→ Problem: Update the records below by changing every "x-tick-label" to "x-axis-tick" and leaving all other text the same.

--- BEGIN Data entries ---

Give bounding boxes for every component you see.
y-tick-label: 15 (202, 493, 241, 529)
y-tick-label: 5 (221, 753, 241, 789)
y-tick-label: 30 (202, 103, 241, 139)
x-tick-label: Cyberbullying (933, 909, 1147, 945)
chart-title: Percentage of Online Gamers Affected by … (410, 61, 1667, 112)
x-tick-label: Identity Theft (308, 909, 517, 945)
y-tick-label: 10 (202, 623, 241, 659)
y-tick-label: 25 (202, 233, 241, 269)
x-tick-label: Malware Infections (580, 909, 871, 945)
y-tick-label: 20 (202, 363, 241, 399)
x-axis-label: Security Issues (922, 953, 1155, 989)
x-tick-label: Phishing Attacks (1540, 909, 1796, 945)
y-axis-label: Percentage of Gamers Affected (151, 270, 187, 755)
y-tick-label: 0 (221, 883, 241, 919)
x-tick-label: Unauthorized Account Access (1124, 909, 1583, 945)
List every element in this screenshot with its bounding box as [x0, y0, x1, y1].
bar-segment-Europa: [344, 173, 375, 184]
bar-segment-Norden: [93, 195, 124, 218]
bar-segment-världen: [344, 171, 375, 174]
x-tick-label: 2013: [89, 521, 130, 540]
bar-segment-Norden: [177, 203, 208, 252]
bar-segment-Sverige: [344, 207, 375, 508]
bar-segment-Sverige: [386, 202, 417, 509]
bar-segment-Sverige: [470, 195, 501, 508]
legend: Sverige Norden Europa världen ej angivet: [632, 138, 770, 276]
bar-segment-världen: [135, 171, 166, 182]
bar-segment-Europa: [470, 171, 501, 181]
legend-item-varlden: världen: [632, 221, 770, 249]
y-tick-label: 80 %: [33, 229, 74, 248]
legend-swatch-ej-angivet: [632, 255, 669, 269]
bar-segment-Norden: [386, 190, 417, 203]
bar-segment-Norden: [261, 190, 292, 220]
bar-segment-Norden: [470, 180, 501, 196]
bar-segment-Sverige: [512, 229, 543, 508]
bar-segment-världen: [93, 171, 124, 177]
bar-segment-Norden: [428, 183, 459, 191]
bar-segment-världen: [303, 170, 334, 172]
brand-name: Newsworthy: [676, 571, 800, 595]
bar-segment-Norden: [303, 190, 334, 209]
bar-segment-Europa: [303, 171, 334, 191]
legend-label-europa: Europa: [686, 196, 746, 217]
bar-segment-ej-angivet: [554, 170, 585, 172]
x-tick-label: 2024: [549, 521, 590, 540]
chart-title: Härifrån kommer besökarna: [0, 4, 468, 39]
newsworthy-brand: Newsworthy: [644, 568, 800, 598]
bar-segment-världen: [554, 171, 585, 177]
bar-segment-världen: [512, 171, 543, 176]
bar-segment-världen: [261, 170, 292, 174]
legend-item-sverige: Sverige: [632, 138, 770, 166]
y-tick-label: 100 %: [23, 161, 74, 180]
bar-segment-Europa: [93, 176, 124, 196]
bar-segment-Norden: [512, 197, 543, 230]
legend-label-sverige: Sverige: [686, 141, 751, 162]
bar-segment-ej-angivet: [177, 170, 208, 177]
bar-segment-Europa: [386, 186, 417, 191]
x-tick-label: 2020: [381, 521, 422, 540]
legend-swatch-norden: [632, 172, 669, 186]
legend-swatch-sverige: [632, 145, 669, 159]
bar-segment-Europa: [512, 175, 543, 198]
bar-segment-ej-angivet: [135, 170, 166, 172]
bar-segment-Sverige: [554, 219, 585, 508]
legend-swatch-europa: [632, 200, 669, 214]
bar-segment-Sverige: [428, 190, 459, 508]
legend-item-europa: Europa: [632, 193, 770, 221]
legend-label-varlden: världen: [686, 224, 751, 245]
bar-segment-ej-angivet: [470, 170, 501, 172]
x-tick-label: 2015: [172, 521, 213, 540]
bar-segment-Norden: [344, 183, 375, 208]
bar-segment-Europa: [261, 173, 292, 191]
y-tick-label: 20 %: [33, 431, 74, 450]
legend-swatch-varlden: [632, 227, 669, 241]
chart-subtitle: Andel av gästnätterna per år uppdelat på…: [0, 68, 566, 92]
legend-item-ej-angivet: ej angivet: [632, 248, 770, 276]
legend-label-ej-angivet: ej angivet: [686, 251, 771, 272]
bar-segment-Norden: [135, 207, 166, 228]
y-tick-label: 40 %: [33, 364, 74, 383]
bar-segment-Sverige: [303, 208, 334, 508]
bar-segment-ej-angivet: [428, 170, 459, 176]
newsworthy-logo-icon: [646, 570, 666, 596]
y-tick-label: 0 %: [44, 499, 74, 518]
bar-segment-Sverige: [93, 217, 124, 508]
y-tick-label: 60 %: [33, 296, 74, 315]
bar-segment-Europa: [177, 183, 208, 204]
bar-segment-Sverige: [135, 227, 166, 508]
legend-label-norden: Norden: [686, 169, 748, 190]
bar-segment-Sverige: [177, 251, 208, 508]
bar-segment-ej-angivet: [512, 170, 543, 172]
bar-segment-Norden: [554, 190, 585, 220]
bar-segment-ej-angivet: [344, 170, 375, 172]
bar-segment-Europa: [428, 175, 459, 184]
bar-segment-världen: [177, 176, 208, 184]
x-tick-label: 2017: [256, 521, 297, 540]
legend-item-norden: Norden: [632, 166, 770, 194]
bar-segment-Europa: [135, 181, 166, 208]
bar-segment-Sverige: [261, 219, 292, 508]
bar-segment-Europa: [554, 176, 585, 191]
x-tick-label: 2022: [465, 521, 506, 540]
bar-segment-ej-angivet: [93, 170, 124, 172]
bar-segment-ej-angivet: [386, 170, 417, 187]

--- END Data entries ---

→ Completed exercise:
Give bounding boxes for every component you see.
y-tick-label: 15 (202, 493, 241, 529)
y-tick-label: 5 (221, 753, 241, 789)
y-tick-label: 30 (202, 103, 241, 139)
x-axis-tick: Cyberbullying (933, 909, 1147, 945)
chart-title: Percentage of Online Gamers Affected by … (410, 61, 1667, 112)
x-axis-tick: Identity Theft (308, 909, 517, 945)
y-tick-label: 10 (202, 623, 241, 659)
y-tick-label: 25 (202, 233, 241, 269)
x-axis-tick: Malware Infections (580, 909, 871, 945)
y-tick-label: 20 (202, 363, 241, 399)
x-axis-label: Security Issues (922, 953, 1155, 989)
x-axis-tick: Phishing Attacks (1540, 909, 1796, 945)
y-axis-label: Percentage of Gamers Affected (151, 270, 187, 755)
y-tick-label: 0 (221, 883, 241, 919)
x-axis-tick: Unauthorized Account Access (1124, 909, 1583, 945)
List every element in this screenshot with its bounding box as [x0, y0, x1, y1].
bar-segment-Europa: [344, 173, 375, 184]
bar-segment-Norden: [93, 195, 124, 218]
bar-segment-världen: [344, 171, 375, 174]
x-axis-tick: 2013: [89, 521, 130, 540]
bar-segment-Norden: [177, 203, 208, 252]
bar-segment-Sverige: [344, 207, 375, 508]
bar-segment-Sverige: [386, 202, 417, 509]
bar-segment-Sverige: [470, 195, 501, 508]
legend: Sverige Norden Europa världen ej angivet: [632, 138, 770, 276]
bar-segment-världen: [135, 171, 166, 182]
bar-segment-Europa: [470, 171, 501, 181]
legend-item-varlden: världen: [632, 221, 770, 249]
y-tick-label: 80 %: [33, 229, 74, 248]
legend-swatch-ej-angivet: [632, 255, 669, 269]
bar-segment-Norden: [386, 190, 417, 203]
bar-segment-Norden: [261, 190, 292, 220]
bar-segment-Norden: [470, 180, 501, 196]
bar-segment-Sverige: [512, 229, 543, 508]
bar-segment-världen: [93, 171, 124, 177]
bar-segment-Norden: [428, 183, 459, 191]
bar-segment-världen: [303, 170, 334, 172]
brand-name: Newsworthy: [676, 571, 800, 595]
bar-segment-Norden: [303, 190, 334, 209]
bar-segment-Europa: [303, 171, 334, 191]
legend-label-europa: Europa: [686, 196, 746, 217]
bar-segment-ej-angivet: [554, 170, 585, 172]
x-axis-tick: 2024: [549, 521, 590, 540]
chart-title: Härifrån kommer besökarna: [0, 4, 468, 39]
newsworthy-brand: Newsworthy: [644, 568, 800, 598]
bar-segment-världen: [554, 171, 585, 177]
bar-segment-världen: [512, 171, 543, 176]
bar-segment-världen: [261, 170, 292, 174]
legend-item-sverige: Sverige: [632, 138, 770, 166]
y-tick-label: 100 %: [23, 161, 74, 180]
bar-segment-Europa: [93, 176, 124, 196]
bar-segment-Norden: [512, 197, 543, 230]
legend-label-sverige: Sverige: [686, 141, 751, 162]
bar-segment-ej-angivet: [177, 170, 208, 177]
bar-segment-Europa: [386, 186, 417, 191]
x-axis-tick: 2020: [381, 521, 422, 540]
legend-swatch-norden: [632, 172, 669, 186]
legend-swatch-sverige: [632, 145, 669, 159]
bar-segment-Europa: [512, 175, 543, 198]
bar-segment-ej-angivet: [135, 170, 166, 172]
bar-segment-Sverige: [554, 219, 585, 508]
legend-swatch-europa: [632, 200, 669, 214]
bar-segment-Sverige: [428, 190, 459, 508]
legend-item-europa: Europa: [632, 193, 770, 221]
legend-label-varlden: världen: [686, 224, 751, 245]
bar-segment-ej-angivet: [470, 170, 501, 172]
x-axis-tick: 2015: [172, 521, 213, 540]
bar-segment-Norden: [344, 183, 375, 208]
bar-segment-Europa: [261, 173, 292, 191]
y-tick-label: 20 %: [33, 431, 74, 450]
legend-swatch-varlden: [632, 227, 669, 241]
chart-subtitle: Andel av gästnätterna per år uppdelat på…: [0, 68, 566, 92]
legend-item-ej-angivet: ej angivet: [632, 248, 770, 276]
legend-label-ej-angivet: ej angivet: [686, 251, 771, 272]
bar-segment-Norden: [135, 207, 166, 228]
y-tick-label: 40 %: [33, 364, 74, 383]
bar-segment-Sverige: [303, 208, 334, 508]
bar-segment-ej-angivet: [428, 170, 459, 176]
newsworthy-logo-icon: [646, 570, 666, 596]
y-tick-label: 0 %: [44, 499, 74, 518]
bar-segment-Sverige: [93, 217, 124, 508]
y-tick-label: 60 %: [33, 296, 74, 315]
bar-segment-Europa: [177, 183, 208, 204]
bar-segment-Sverige: [135, 227, 166, 508]
legend-label-norden: Norden: [686, 169, 748, 190]
bar-segment-Sverige: [177, 251, 208, 508]
bar-segment-ej-angivet: [512, 170, 543, 172]
bar-segment-Norden: [554, 190, 585, 220]
bar-segment-ej-angivet: [344, 170, 375, 172]
bar-segment-Europa: [428, 175, 459, 184]
bar-segment-världen: [177, 176, 208, 184]
x-axis-tick: 2017: [256, 521, 297, 540]
legend-item-norden: Norden: [632, 166, 770, 194]
bar-segment-Europa: [135, 181, 166, 208]
bar-segment-Sverige: [261, 219, 292, 508]
bar-segment-Europa: [554, 176, 585, 191]
x-axis-tick: 2022: [465, 521, 506, 540]
bar-segment-ej-angivet: [93, 170, 124, 172]
bar-segment-ej-angivet: [386, 170, 417, 187]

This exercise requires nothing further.